Under this task are some entries; return every one of them exactly.

### GIVEN DATA:
========================================================================
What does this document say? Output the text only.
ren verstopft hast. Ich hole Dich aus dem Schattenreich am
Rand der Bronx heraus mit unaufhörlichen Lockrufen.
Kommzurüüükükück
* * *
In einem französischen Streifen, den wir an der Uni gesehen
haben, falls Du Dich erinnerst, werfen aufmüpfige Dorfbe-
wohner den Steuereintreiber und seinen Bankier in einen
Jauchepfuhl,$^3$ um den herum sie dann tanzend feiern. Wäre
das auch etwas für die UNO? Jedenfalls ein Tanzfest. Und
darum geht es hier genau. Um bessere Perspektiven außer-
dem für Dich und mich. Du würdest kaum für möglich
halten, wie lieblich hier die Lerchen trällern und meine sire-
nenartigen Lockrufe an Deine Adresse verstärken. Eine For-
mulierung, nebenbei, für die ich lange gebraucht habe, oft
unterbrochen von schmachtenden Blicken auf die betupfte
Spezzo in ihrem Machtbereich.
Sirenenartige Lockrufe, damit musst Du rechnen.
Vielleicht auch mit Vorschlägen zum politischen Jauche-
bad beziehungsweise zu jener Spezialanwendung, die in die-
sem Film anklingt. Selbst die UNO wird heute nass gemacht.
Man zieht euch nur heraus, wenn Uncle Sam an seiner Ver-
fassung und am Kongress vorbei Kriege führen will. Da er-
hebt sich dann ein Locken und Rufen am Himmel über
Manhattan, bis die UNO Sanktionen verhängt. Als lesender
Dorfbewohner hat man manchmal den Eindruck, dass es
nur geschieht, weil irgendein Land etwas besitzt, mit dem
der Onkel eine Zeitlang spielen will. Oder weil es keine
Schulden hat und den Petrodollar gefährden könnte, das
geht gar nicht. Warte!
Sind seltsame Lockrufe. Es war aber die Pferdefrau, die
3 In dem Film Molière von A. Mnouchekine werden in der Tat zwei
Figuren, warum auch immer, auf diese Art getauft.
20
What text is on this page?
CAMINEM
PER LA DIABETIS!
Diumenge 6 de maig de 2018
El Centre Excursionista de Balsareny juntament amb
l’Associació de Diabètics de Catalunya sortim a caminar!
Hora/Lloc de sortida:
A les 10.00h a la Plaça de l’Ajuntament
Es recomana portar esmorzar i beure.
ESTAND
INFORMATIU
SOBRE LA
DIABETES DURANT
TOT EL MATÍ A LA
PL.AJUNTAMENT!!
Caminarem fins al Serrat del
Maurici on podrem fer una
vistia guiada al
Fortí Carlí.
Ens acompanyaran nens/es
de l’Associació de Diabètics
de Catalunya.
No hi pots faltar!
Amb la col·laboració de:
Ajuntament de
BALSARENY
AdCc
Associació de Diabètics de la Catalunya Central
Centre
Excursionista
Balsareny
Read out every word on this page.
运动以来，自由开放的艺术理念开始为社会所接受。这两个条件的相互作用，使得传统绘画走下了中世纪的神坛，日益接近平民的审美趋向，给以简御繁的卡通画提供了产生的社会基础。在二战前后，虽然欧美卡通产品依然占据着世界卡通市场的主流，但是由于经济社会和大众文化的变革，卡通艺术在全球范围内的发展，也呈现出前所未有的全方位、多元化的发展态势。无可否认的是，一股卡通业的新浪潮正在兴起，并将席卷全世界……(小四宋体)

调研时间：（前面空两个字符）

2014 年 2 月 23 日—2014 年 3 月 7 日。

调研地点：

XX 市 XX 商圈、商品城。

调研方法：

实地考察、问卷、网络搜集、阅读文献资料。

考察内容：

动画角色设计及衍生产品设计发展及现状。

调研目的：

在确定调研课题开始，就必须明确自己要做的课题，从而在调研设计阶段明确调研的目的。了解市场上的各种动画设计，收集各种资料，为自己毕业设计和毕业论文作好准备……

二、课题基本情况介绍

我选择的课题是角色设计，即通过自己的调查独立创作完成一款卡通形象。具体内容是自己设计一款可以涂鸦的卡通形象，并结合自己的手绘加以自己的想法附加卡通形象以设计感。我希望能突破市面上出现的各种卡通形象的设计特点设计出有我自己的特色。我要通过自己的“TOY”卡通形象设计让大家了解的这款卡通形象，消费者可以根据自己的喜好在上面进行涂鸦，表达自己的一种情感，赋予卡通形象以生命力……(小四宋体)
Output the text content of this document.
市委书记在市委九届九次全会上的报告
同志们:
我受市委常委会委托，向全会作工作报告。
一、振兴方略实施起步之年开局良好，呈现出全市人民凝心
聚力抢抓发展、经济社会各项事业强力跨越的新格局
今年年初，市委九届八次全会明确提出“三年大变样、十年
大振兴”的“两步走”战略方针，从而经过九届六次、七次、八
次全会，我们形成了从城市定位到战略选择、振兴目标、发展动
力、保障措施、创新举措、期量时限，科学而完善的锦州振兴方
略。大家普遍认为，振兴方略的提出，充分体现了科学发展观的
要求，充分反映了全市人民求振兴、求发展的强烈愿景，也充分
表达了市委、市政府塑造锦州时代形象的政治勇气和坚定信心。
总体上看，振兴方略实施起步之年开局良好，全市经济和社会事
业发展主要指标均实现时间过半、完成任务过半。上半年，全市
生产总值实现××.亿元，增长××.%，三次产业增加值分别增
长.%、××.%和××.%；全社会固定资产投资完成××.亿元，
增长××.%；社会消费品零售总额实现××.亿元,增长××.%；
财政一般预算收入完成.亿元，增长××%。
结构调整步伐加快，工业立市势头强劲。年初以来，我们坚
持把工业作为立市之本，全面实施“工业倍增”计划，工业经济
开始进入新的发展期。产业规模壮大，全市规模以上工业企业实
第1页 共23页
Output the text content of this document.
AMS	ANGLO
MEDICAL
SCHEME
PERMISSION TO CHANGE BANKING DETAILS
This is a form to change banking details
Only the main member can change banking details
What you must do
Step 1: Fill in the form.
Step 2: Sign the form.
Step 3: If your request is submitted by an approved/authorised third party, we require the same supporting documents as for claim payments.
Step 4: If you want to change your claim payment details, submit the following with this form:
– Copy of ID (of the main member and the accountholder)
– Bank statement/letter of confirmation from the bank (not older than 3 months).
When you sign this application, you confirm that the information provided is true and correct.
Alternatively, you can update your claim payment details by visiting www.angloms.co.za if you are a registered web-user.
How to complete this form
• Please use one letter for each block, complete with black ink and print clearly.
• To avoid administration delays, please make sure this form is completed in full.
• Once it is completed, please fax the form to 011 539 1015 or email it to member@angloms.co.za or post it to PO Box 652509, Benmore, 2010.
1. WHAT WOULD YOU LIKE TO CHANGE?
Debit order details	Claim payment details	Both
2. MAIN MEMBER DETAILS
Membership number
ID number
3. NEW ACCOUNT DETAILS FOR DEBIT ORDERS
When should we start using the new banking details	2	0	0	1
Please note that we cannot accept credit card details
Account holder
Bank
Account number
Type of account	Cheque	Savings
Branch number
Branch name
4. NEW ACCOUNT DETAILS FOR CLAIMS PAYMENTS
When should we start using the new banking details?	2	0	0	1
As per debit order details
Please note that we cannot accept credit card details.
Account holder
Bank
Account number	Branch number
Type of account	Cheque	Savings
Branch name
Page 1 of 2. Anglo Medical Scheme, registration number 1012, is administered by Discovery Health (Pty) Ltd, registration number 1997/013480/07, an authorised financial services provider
========================================================================
### COMPLETE ANSWER:
What does this document say? Output the text only.
ren verstopft hast. Ich hole Dich aus dem Schattenreich am
Rand der Bronx heraus mit unaufhörlichen Lockrufen.
Kommzurüüükükück
* * *
In einem französischen Streifen, den wir an der Uni gesehen
haben, falls Du Dich erinnerst, werfen aufmüpfige Dorfbe-
wohner den Steuereintreiber und seinen Bankier in einen
Jauchepfuhl,$^3$ um den herum sie dann tanzend feiern. Wäre
das auch etwas für die UNO? Jedenfalls ein Tanzfest. Und
darum geht es hier genau. Um bessere Perspektiven außer-
dem für Dich und mich. Du würdest kaum für möglich
halten, wie lieblich hier die Lerchen trällern und meine sire-
nenartigen Lockrufe an Deine Adresse verstärken. Eine For-
mulierung, nebenbei, für die ich lange gebraucht habe, oft
unterbrochen von schmachtenden Blicken auf die betupfte
Spezzo in ihrem Machtbereich.
Sirenenartige Lockrufe, damit musst Du rechnen.
Vielleicht auch mit Vorschlägen zum politischen Jauche-
bad beziehungsweise zu jener Spezialanwendung, die in die-
sem Film anklingt. Selbst die UNO wird heute nass gemacht.
Man zieht euch nur heraus, wenn Uncle Sam an seiner Ver-
fassung und am Kongress vorbei Kriege führen will. Da er-
hebt sich dann ein Locken und Rufen am Himmel über
Manhattan, bis die UNO Sanktionen verhängt. Als lesender
Dorfbewohner hat man manchmal den Eindruck, dass es
nur geschieht, weil irgendein Land etwas besitzt, mit dem
der Onkel eine Zeitlang spielen will. Oder weil es keine
Schulden hat und den Petrodollar gefährden könnte, das
geht gar nicht. Warte!
Sind seltsame Lockrufe. Es war aber die Pferdefrau, die
3 In dem Film Molière von A. Mnouchekine werden in der Tat zwei
Figuren, warum auch immer, auf diese Art getauft.
20
What text is on this page?
CAMINEM
PER LA DIABETIS!
Diumenge 6 de maig de 2018
El Centre Excursionista de Balsareny juntament amb
l’Associació de Diabètics de Catalunya sortim a caminar!
Hora/Lloc de sortida:
A les 10.00h a la Plaça de l’Ajuntament
Es recomana portar esmorzar i beure.
ESTAND
INFORMATIU
SOBRE LA
DIABETES DURANT
TOT EL MATÍ A LA
PL.AJUNTAMENT!!
Caminarem fins al Serrat del
Maurici on podrem fer una
vistia guiada al
Fortí Carlí.
Ens acompanyaran nens/es
de l’Associació de Diabètics
de Catalunya.
No hi pots faltar!
Amb la col·laboració de:
Ajuntament de
BALSARENY
AdCc
Associació de Diabètics de la Catalunya Central
Centre
Excursionista
Balsareny
Read out every word on this page.
运动以来，自由开放的艺术理念开始为社会所接受。这两个条件的相互作用，使得传统绘画走下了中世纪的神坛，日益接近平民的审美趋向，给以简御繁的卡通画提供了产生的社会基础。在二战前后，虽然欧美卡通产品依然占据着世界卡通市场的主流，但是由于经济社会和大众文化的变革，卡通艺术在全球范围内的发展，也呈现出前所未有的全方位、多元化的发展态势。无可否认的是，一股卡通业的新浪潮正在兴起，并将席卷全世界……(小四宋体)

调研时间：（前面空两个字符）

2014 年 2 月 23 日—2014 年 3 月 7 日。

调研地点：

XX 市 XX 商圈、商品城。

调研方法：

实地考察、问卷、网络搜集、阅读文献资料。

考察内容：

动画角色设计及衍生产品设计发展及现状。

调研目的：

在确定调研课题开始，就必须明确自己要做的课题，从而在调研设计阶段明确调研的目的。了解市场上的各种动画设计，收集各种资料，为自己毕业设计和毕业论文作好准备……

二、课题基本情况介绍

我选择的课题是角色设计，即通过自己的调查独立创作完成一款卡通形象。具体内容是自己设计一款可以涂鸦的卡通形象，并结合自己的手绘加以自己的想法附加卡通形象以设计感。我希望能突破市面上出现的各种卡通形象的设计特点设计出有我自己的特色。我要通过自己的“TOY”卡通形象设计让大家了解的这款卡通形象，消费者可以根据自己的喜好在上面进行涂鸦，表达自己的一种情感，赋予卡通形象以生命力……(小四宋体)
Output the text content of this document.
市委书记在市委九届九次全会上的报告
同志们:
我受市委常委会委托，向全会作工作报告。
一、振兴方略实施起步之年开局良好，呈现出全市人民凝心
聚力抢抓发展、经济社会各项事业强力跨越的新格局
今年年初，市委九届八次全会明确提出“三年大变样、十年
大振兴”的“两步走”战略方针，从而经过九届六次、七次、八
次全会，我们形成了从城市定位到战略选择、振兴目标、发展动
力、保障措施、创新举措、期量时限，科学而完善的锦州振兴方
略。大家普遍认为，振兴方略的提出，充分体现了科学发展观的
要求，充分反映了全市人民求振兴、求发展的强烈愿景，也充分
表达了市委、市政府塑造锦州时代形象的政治勇气和坚定信心。
总体上看，振兴方略实施起步之年开局良好，全市经济和社会事
业发展主要指标均实现时间过半、完成任务过半。上半年，全市
生产总值实现××.亿元，增长××.%，三次产业增加值分别增
长.%、××.%和××.%；全社会固定资产投资完成××.亿元，
增长××.%；社会消费品零售总额实现××.亿元,增长××.%；
财政一般预算收入完成.亿元，增长××%。
结构调整步伐加快，工业立市势头强劲。年初以来，我们坚
持把工业作为立市之本，全面实施“工业倍增”计划，工业经济
开始进入新的发展期。产业规模壮大，全市规模以上工业企业实
第1页 共23页
Output the text content of this document.
AMS	ANGLO
MEDICAL
SCHEME
PERMISSION TO CHANGE BANKING DETAILS
This is a form to change banking details
Only the main member can change banking details
What you must do
Step 1: Fill in the form.
Step 2: Sign the form.
Step 3: If your request is submitted by an approved/authorised third party, we require the same supporting documents as for claim payments.
Step 4: If you want to change your claim payment details, submit the following with this form:
– Copy of ID (of the main member and the accountholder)
– Bank statement/letter of confirmation from the bank (not older than 3 months).
When you sign this application, you confirm that the information provided is true and correct.
Alternatively, you can update your claim payment details by visiting www.angloms.co.za if you are a registered web-user.
How to complete this form
• Please use one letter for each block, complete with black ink and print clearly.
• To avoid administration delays, please make sure this form is completed in full.
• Once it is completed, please fax the form to 011 539 1015 or email it to member@angloms.co.za or post it to PO Box 652509, Benmore, 2010.
1. WHAT WOULD YOU LIKE TO CHANGE?
Debit order details	Claim payment details	Both
2. MAIN MEMBER DETAILS
Membership number
ID number
3. NEW ACCOUNT DETAILS FOR DEBIT ORDERS
When should we start using the new banking details	2	0	0	1
Please note that we cannot accept credit card details
Account holder
Bank
Account number
Type of account	Cheque	Savings
Branch number
Branch name
4. NEW ACCOUNT DETAILS FOR CLAIMS PAYMENTS
When should we start using the new banking details?	2	0	0	1
As per debit order details
Please note that we cannot accept credit card details.
Account holder
Bank
Account number	Branch number
Type of account	Cheque	Savings
Branch name
Page 1 of 2. Anglo Medical Scheme, registration number 1012, is administered by Discovery Health (Pty) Ltd, registration number 1997/013480/07, an authorised financial services provider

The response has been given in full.